▼▼▼
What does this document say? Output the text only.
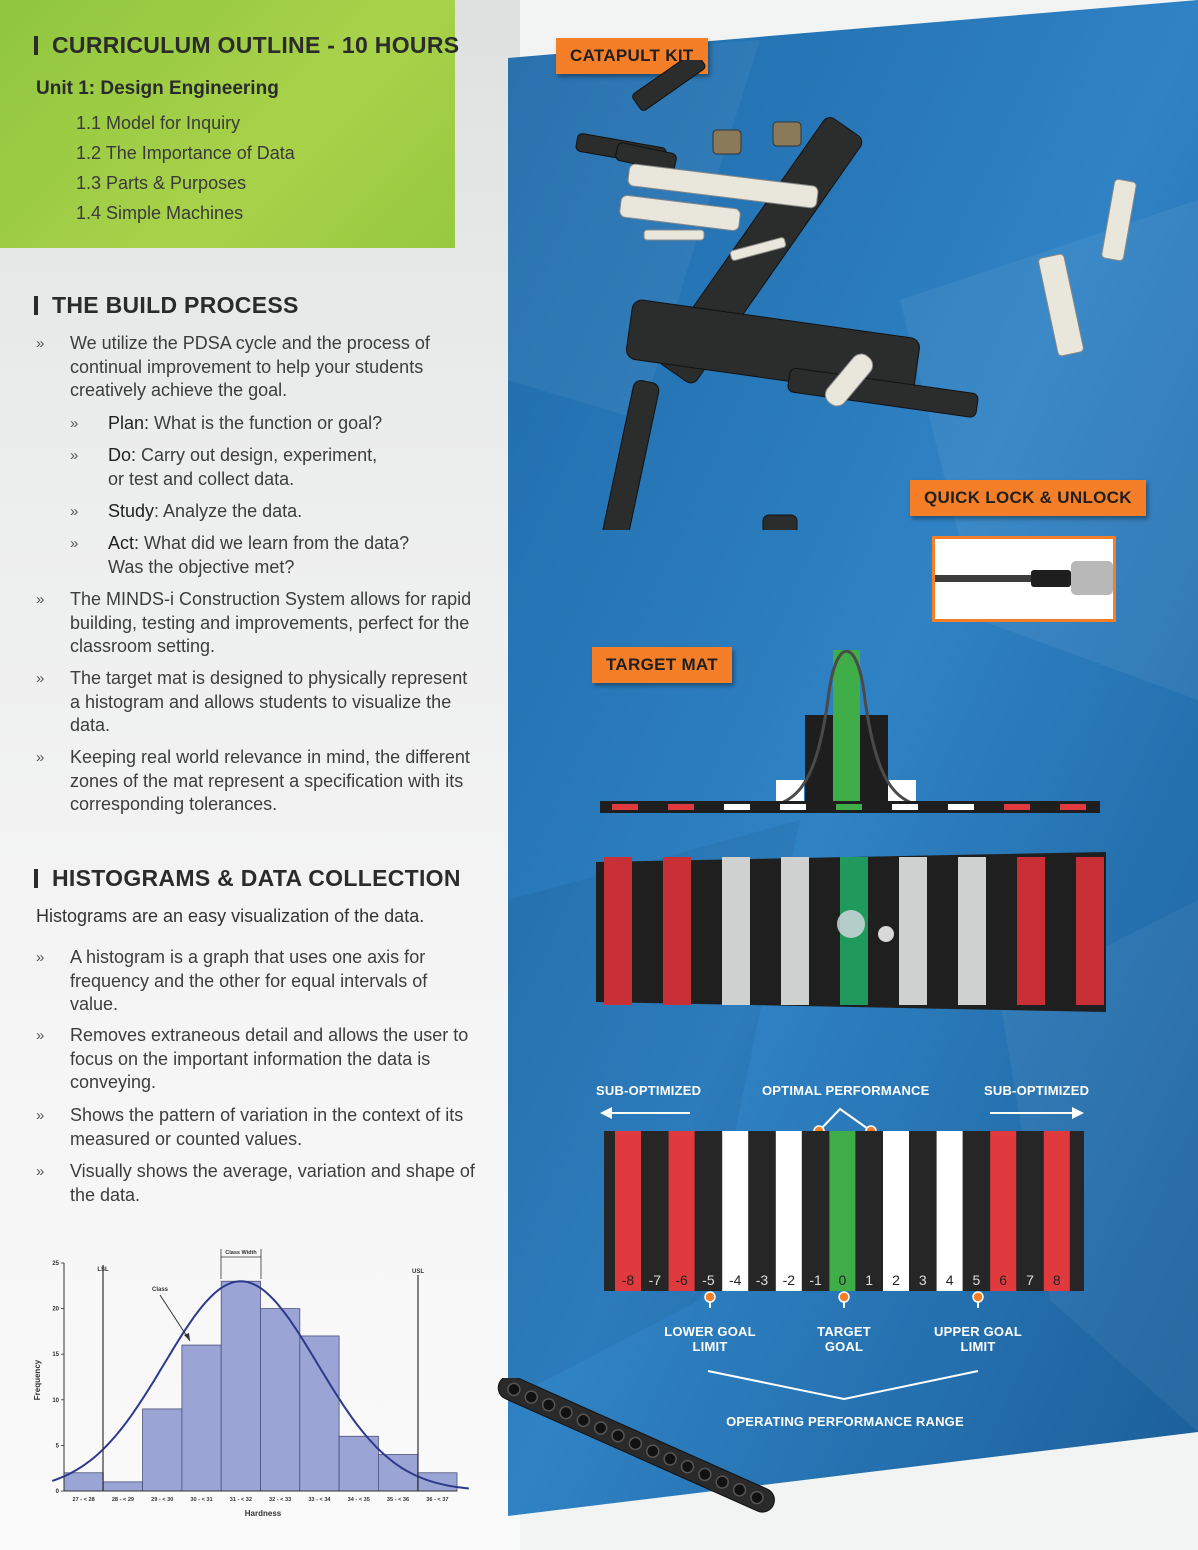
CURRICULUM OUTLINE - 10 HOURS
Unit 1: Design Engineering
1.1 Model for Inquiry
1.2 The Importance of Data
1.3 Parts & Purposes
1.4 Simple Machines
THE BUILD PROCESS
» We utilize the PDSA cycle and the process of continual improvement to help your students creatively achieve the goal.
» Plan: What is the function or goal?
» Do: Carry out design, experiment,
or test and collect data.
» Study: Analyze the data.
» Act: What did we learn from the data?
Was the objective met?
» The MINDS-i Construction System allows for rapid building, testing and improvements, perfect for the classroom setting.
» The target mat is designed to physically represent a histogram and allows students to visualize the data.
» Keeping real world relevance in mind, the different zones of the mat represent a specification with its corresponding tolerances.
HISTOGRAMS & DATA COLLECTION
Histograms are an easy visualization of the data.
» A histogram is a graph that uses one axis for frequency and the other for equal intervals of value.
» Removes extraneous detail and allows the user to focus on the important information the data is conveying.
» Shows the pattern of variation in the context of its measured or counted values.
» Visually shows the average, variation and shape of the data.
27 - < 28	28 - < 29	29 - < 30	30 - < 31	31 - < 32	32 - < 33	33 - < 34	34 - < 35	35 - < 36	36 - < 37
0
5
10
15
20
25
Hardness
Frequency
LSL	USL
Class
Class Width
CATAPULT KIT
QUICK LOCK & UNLOCK
TARGET MAT
SUB-OPTIMIZED	OPTIMAL PERFORMANCE	SUB-OPTIMIZED
-8 -7 -6 -5 -4 -3 -2 -1 0 1 2 3 4 5 6 7 8
LOWER GOAL LIMIT
TARGET GOAL
UPPER GOAL LIMIT
OPERATING PERFORMANCE RANGE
▲▲▲
> **Work to complete**
All the material shown above is to be copied exactly, with no pictures carried over.

> **Full response**
What does this document say? Output the text only.
CURRICULUM OUTLINE - 10 HOURS
Unit 1: Design Engineering
1.1 Model for Inquiry
1.2 The Importance of Data
1.3 Parts & Purposes
1.4 Simple Machines
THE BUILD PROCESS
» We utilize the PDSA cycle and the process of continual improvement to help your students creatively achieve the goal.
» Plan: What is the function or goal?
» Do: Carry out design, experiment,
or test and collect data.
» Study: Analyze the data.
» Act: What did we learn from the data?
Was the objective met?
» The MINDS-i Construction System allows for rapid building, testing and improvements, perfect for the classroom setting.
» The target mat is designed to physically represent a histogram and allows students to visualize the data.
» Keeping real world relevance in mind, the different zones of the mat represent a specification with its corresponding tolerances.
HISTOGRAMS & DATA COLLECTION
Histograms are an easy visualization of the data.
» A histogram is a graph that uses one axis for frequency and the other for equal intervals of value.
» Removes extraneous detail and allows the user to focus on the important information the data is conveying.
» Shows the pattern of variation in the context of its measured or counted values.
» Visually shows the average, variation and shape of the data.
27 - < 28	28 - < 29	29 - < 30	30 - < 31	31 - < 32	32 - < 33	33 - < 34	34 - < 35	35 - < 36	36 - < 37
0
5
10
15
20
25
Hardness
Frequency
LSL	USL
Class
Class Width
CATAPULT KIT
QUICK LOCK & UNLOCK
TARGET MAT
SUB-OPTIMIZED	OPTIMAL PERFORMANCE	SUB-OPTIMIZED
-8 -7 -6 -5 -4 -3 -2 -1 0 1 2 3 4 5 6 7 8
LOWER GOAL LIMIT
TARGET GOAL
UPPER GOAL LIMIT
OPERATING PERFORMANCE RANGE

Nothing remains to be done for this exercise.